*Request*: Report all lines holding "JSON".

*Dataset extract*:
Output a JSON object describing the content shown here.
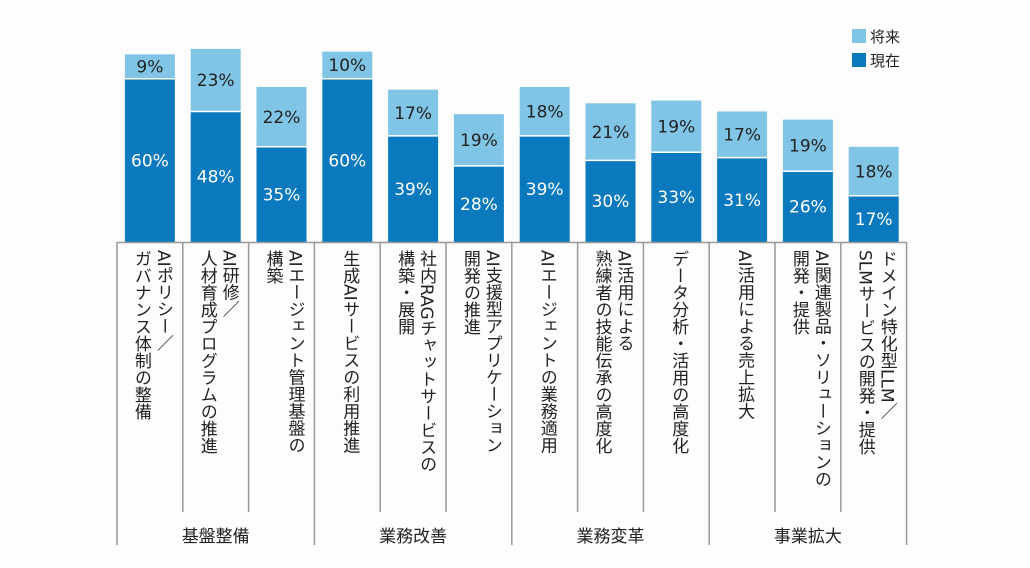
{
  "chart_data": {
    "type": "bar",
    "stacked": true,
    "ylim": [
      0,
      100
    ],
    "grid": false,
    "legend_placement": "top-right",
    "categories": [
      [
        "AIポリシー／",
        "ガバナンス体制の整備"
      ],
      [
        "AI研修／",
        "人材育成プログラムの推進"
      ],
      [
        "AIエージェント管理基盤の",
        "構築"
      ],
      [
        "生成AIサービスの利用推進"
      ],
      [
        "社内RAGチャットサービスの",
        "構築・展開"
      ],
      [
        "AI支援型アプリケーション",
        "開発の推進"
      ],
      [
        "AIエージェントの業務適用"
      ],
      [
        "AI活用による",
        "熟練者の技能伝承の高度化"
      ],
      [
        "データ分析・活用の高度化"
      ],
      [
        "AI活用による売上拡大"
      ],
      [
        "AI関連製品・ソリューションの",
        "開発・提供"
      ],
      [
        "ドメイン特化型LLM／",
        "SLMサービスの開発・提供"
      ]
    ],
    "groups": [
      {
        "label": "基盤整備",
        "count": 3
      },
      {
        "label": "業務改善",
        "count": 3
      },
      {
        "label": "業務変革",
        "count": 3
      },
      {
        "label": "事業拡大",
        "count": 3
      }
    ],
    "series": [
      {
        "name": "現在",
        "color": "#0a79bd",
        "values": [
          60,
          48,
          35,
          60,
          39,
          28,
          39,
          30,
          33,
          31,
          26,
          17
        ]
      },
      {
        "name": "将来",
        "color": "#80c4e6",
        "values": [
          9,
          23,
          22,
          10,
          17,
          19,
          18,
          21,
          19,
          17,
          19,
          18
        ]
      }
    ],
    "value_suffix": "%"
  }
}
---
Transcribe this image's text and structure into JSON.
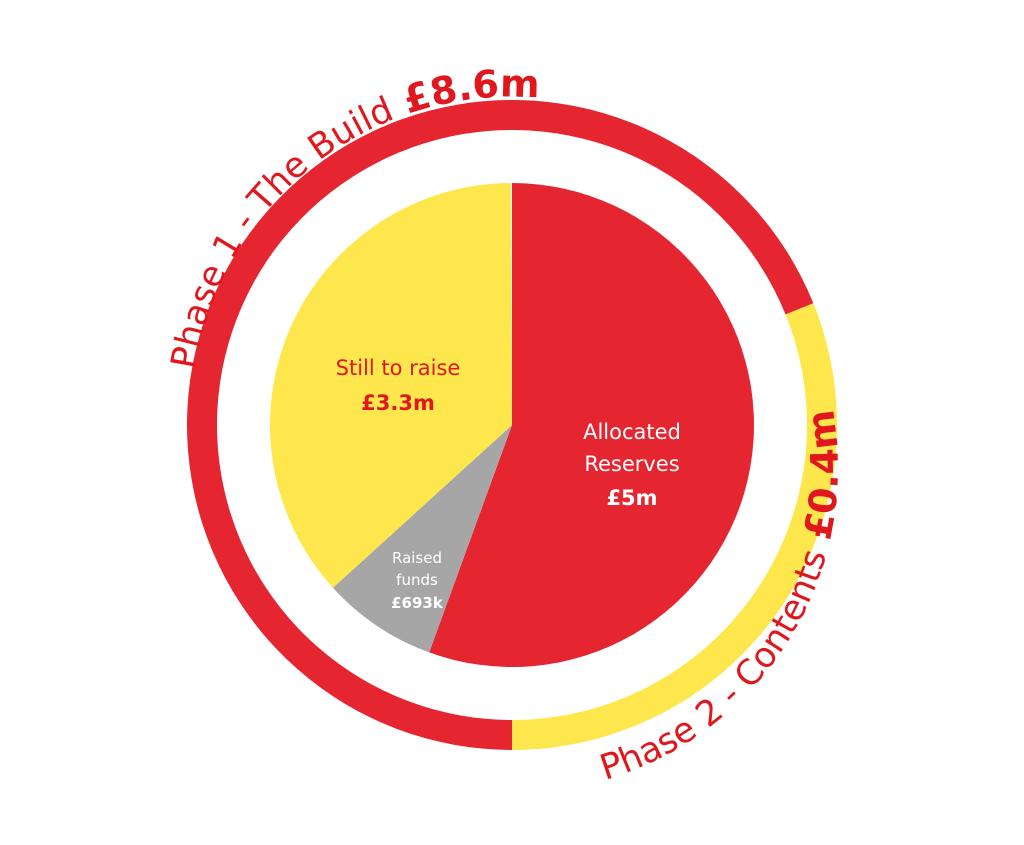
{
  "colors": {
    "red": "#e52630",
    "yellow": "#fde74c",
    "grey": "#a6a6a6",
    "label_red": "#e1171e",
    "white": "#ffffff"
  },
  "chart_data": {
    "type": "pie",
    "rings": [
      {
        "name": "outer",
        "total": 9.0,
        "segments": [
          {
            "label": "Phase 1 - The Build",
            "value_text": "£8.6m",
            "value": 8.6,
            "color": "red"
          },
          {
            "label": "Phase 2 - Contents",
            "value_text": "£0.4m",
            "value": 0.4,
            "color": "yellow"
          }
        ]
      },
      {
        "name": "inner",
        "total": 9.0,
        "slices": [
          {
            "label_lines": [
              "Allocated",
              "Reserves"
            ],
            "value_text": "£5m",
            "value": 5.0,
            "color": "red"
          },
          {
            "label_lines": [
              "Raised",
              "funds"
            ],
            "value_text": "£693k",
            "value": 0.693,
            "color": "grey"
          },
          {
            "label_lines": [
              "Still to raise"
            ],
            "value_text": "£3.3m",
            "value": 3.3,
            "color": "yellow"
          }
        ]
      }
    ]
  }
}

*Result of the exercise*:
Output a JSON object describing the content shown here.
Transcribe this image's text and structure into JSON.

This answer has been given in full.